Short exercise: Skip the images and return the records below exactly.

= = = = =

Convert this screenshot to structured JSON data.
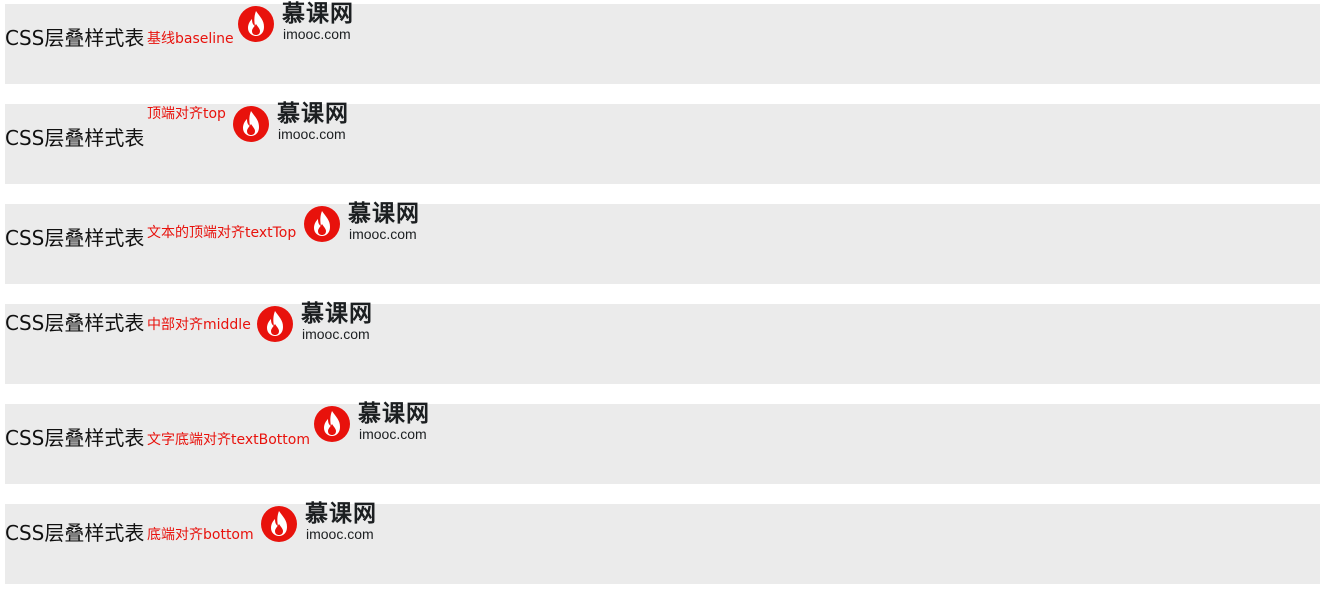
{
  "rows": [
    {
      "main": "CSS层叠样式表",
      "label": "基线baseline",
      "logo_cn": "慕课网",
      "logo_en": "imooc.com"
    },
    {
      "main": "CSS层叠样式表",
      "label": "顶端对齐top",
      "logo_cn": "慕课网",
      "logo_en": "imooc.com"
    },
    {
      "main": "CSS层叠样式表",
      "label": "文本的顶端对齐textTop",
      "logo_cn": "慕课网",
      "logo_en": "imooc.com"
    },
    {
      "main": "CSS层叠样式表",
      "label": "中部对齐middle",
      "logo_cn": "慕课网",
      "logo_en": "imooc.com"
    },
    {
      "main": "CSS层叠样式表",
      "label": "文字底端对齐textBottom",
      "logo_cn": "慕课网",
      "logo_en": "imooc.com"
    },
    {
      "main": "CSS层叠样式表",
      "label": "底端对齐bottom",
      "logo_cn": "慕课网",
      "logo_en": "imooc.com"
    }
  ],
  "colors": {
    "row_bg": "#ebebeb",
    "label": "#e8120c",
    "logo_red": "#e8120c",
    "text": "#111111"
  },
  "icons": {
    "logo": "imooc-flame-logo-icon"
  }
}
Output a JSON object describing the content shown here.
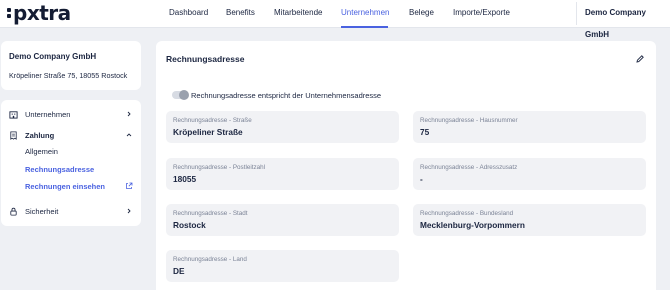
{
  "brand": {
    "logo_text": "pxtra",
    "accent_color": "#4a62e0"
  },
  "topnav": {
    "items": [
      {
        "label": "Dashboard",
        "active": false
      },
      {
        "label": "Benefits",
        "active": false
      },
      {
        "label": "Mitarbeitende",
        "active": false
      },
      {
        "label": "Unternehmen",
        "active": true
      },
      {
        "label": "Belege",
        "active": false
      },
      {
        "label": "Importe/Exporte",
        "active": false
      }
    ],
    "company_switch": "Demo Company GmbH"
  },
  "sidebar": {
    "company_name": "Demo Company GmbH",
    "company_address": "Kröpeliner Straße 75, 18055 Rostock",
    "menu": {
      "unternehmen": {
        "label": "Unternehmen",
        "icon": "building-icon"
      },
      "zahlung": {
        "label": "Zahlung",
        "icon": "receipt-icon",
        "expanded": true
      },
      "allgemein": {
        "label": "Allgemein"
      },
      "rechnungsadresse": {
        "label": "Rechnungsadresse",
        "active": true
      },
      "rechnungen": {
        "label": "Rechnungen einsehen",
        "icon": "external-link-icon"
      },
      "sicherheit": {
        "label": "Sicherheit",
        "icon": "lock-icon"
      }
    }
  },
  "main": {
    "title": "Rechnungsadresse",
    "toggle_label": "Rechnungsadresse entspricht der Unternehmensadresse",
    "toggle_on": false,
    "fields": [
      {
        "label": "Rechnungsadresse - Straße",
        "value": "Kröpeliner Straße"
      },
      {
        "label": "Rechnungsadresse - Hausnummer",
        "value": "75"
      },
      {
        "label": "Rechnungsadresse - Postleitzahl",
        "value": "18055"
      },
      {
        "label": "Rechnungsadresse - Adresszusatz",
        "value": "-"
      },
      {
        "label": "Rechnungsadresse - Stadt",
        "value": "Rostock"
      },
      {
        "label": "Rechnungsadresse - Bundesland",
        "value": "Mecklenburg-Vorpommern"
      },
      {
        "label": "Rechnungsadresse - Land",
        "value": "DE"
      }
    ]
  }
}
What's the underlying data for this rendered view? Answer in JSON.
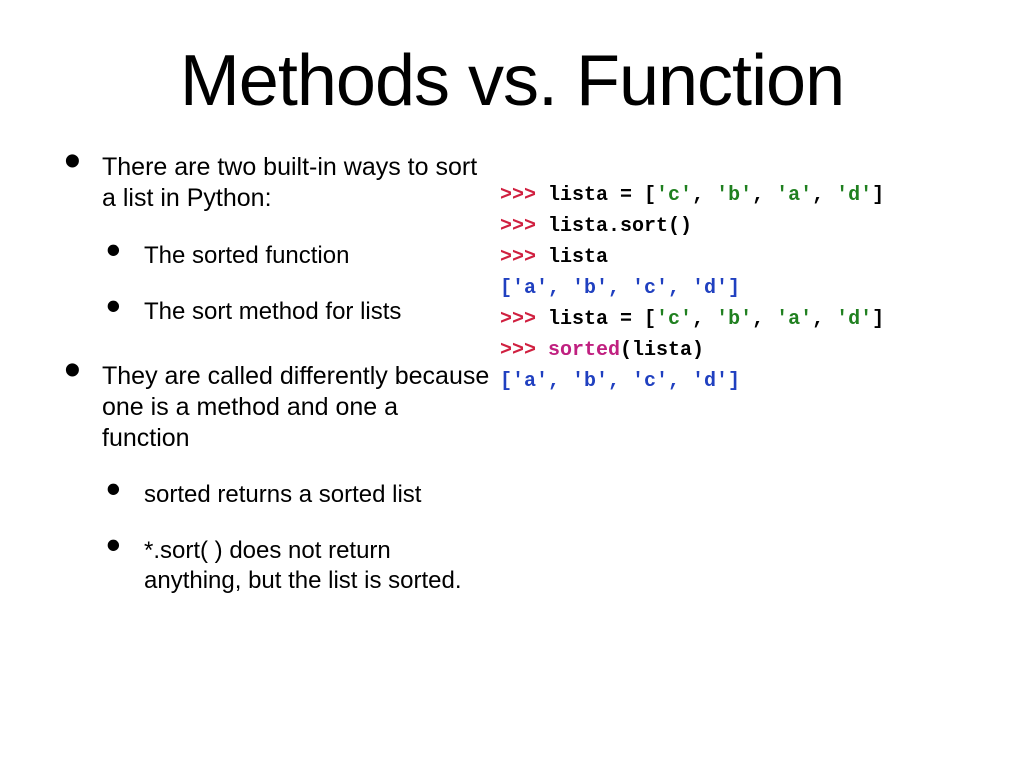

= = = = =

Result of this exercise:
Convert this screenshot to structured JSON data.
{
  "rows": [
    {
      "main": "CSS层叠样式表",
      "label": "基线baseline",
      "logo_cn": "慕课网",
      "logo_en": "imooc.com"
    },
    {
      "main": "CSS层叠样式表",
      "label": "顶端对齐top",
      "logo_cn": "慕课网",
      "logo_en": "imooc.com"
    },
    {
      "main": "CSS层叠样式表",
      "label": "文本的顶端对齐textTop",
      "logo_cn": "慕课网",
      "logo_en": "imooc.com"
    },
    {
      "main": "CSS层叠样式表",
      "label": "中部对齐middle",
      "logo_cn": "慕课网",
      "logo_en": "imooc.com"
    },
    {
      "main": "CSS层叠样式表",
      "label": "文字底端对齐textBottom",
      "logo_cn": "慕课网",
      "logo_en": "imooc.com"
    },
    {
      "main": "CSS层叠样式表",
      "label": "底端对齐bottom",
      "logo_cn": "慕课网",
      "logo_en": "imooc.com"
    }
  ],
  "colors": {
    "row_bg": "#ebebeb",
    "label": "#e8120c",
    "logo_red": "#e8120c",
    "text": "#111111"
  },
  "icons": {
    "logo": "imooc-flame-logo-icon"
  }
}
Output a JSON object describing the content shown here.
{
  "brand": {
    "logo_text": "pxtra",
    "accent_color": "#4a62e0"
  },
  "topnav": {
    "items": [
      {
        "label": "Dashboard",
        "active": false
      },
      {
        "label": "Benefits",
        "active": false
      },
      {
        "label": "Mitarbeitende",
        "active": false
      },
      {
        "label": "Unternehmen",
        "active": true
      },
      {
        "label": "Belege",
        "active": false
      },
      {
        "label": "Importe/Exporte",
        "active": false
      }
    ],
    "company_switch": "Demo Company GmbH"
  },
  "sidebar": {
    "company_name": "Demo Company GmbH",
    "company_address": "Kröpeliner Straße 75, 18055 Rostock",
    "menu": {
      "unternehmen": {
        "label": "Unternehmen",
        "icon": "building-icon"
      },
      "zahlung": {
        "label": "Zahlung",
        "icon": "receipt-icon",
        "expanded": true
      },
      "allgemein": {
        "label": "Allgemein"
      },
      "rechnungsadresse": {
        "label": "Rechnungsadresse",
        "active": true
      },
      "rechnungen": {
        "label": "Rechnungen einsehen",
        "icon": "external-link-icon"
      },
      "sicherheit": {
        "label": "Sicherheit",
        "icon": "lock-icon"
      }
    }
  },
  "main": {
    "title": "Rechnungsadresse",
    "toggle_label": "Rechnungsadresse entspricht der Unternehmensadresse",
    "toggle_on": false,
    "fields": [
      {
        "label": "Rechnungsadresse - Straße",
        "value": "Kröpeliner Straße"
      },
      {
        "label": "Rechnungsadresse - Hausnummer",
        "value": "75"
      },
      {
        "label": "Rechnungsadresse - Postleitzahl",
        "value": "18055"
      },
      {
        "label": "Rechnungsadresse - Adresszusatz",
        "value": "-"
      },
      {
        "label": "Rechnungsadresse - Stadt",
        "value": "Rostock"
      },
      {
        "label": "Rechnungsadresse - Bundesland",
        "value": "Mecklenburg-Vorpommern"
      },
      {
        "label": "Rechnungsadresse - Land",
        "value": "DE"
      }
    ]
  }
}
What's the underlying data for this rendered view? Answer in JSON.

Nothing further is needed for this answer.